Exercise prompt >> Scan the material and copy every line in which "필요하지" appears.

Extracted records >>
^^^^^^^^
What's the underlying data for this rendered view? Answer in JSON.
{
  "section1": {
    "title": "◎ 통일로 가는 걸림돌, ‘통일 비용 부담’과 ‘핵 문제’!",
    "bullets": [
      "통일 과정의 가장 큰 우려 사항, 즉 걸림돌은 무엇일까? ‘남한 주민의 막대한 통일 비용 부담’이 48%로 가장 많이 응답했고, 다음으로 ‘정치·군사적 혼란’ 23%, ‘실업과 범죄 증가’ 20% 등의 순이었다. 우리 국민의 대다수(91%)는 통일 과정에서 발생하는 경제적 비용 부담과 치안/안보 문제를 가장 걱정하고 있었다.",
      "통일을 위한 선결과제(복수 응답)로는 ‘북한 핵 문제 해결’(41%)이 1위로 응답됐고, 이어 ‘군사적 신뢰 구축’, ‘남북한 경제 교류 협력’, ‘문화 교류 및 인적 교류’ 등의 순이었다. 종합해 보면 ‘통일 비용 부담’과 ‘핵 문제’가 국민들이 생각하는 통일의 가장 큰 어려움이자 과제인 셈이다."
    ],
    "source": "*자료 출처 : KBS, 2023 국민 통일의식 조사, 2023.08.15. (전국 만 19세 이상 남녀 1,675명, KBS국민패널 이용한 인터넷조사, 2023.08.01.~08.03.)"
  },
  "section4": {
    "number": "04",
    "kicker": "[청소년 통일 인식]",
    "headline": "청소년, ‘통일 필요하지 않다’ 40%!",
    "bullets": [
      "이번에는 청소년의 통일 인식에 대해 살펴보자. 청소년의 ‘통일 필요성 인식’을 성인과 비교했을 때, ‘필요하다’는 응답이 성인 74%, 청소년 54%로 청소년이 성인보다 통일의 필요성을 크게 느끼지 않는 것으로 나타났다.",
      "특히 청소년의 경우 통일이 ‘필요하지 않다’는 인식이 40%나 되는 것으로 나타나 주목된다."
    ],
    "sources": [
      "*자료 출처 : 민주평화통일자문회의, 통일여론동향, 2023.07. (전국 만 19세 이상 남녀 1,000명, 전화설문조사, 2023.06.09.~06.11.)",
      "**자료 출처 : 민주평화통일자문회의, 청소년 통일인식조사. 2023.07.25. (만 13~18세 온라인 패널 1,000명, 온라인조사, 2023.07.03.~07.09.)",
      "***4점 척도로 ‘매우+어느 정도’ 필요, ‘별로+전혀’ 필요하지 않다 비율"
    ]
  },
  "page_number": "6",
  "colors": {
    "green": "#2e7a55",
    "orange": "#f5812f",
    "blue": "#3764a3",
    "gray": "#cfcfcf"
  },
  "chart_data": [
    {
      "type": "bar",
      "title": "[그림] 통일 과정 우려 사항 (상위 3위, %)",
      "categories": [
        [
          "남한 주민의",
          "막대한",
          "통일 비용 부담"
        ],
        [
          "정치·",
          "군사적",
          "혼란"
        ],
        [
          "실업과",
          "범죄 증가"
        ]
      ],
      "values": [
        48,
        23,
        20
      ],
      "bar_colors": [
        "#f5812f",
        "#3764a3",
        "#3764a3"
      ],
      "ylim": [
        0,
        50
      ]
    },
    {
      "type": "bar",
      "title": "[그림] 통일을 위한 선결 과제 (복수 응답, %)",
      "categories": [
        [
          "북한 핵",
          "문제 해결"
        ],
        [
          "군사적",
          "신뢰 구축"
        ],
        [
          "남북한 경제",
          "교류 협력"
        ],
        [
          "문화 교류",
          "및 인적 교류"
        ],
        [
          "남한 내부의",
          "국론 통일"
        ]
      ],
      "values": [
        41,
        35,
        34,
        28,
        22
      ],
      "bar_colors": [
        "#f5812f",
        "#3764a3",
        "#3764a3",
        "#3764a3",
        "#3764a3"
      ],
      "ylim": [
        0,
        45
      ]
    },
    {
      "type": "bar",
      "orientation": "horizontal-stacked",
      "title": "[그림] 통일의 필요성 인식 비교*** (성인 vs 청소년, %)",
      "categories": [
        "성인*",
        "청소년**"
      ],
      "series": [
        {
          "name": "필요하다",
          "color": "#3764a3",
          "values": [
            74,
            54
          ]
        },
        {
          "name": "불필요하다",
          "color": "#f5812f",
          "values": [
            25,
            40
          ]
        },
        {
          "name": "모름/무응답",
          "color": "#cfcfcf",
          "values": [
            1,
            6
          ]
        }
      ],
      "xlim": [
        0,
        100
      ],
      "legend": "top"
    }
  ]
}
^^^^^^^^
Completed task >>
    "headline": "청소년, ‘통일 필요하지 않다’ 40%!",
      "특히 청소년의 경우 통일이 ‘필요하지 않다’는 인식이 40%나 되는 것으로 나타나 주목된다."
      "***4점 척도로 ‘매우+어느 정도’ 필요, ‘별로+전혀’ 필요하지 않다 비율"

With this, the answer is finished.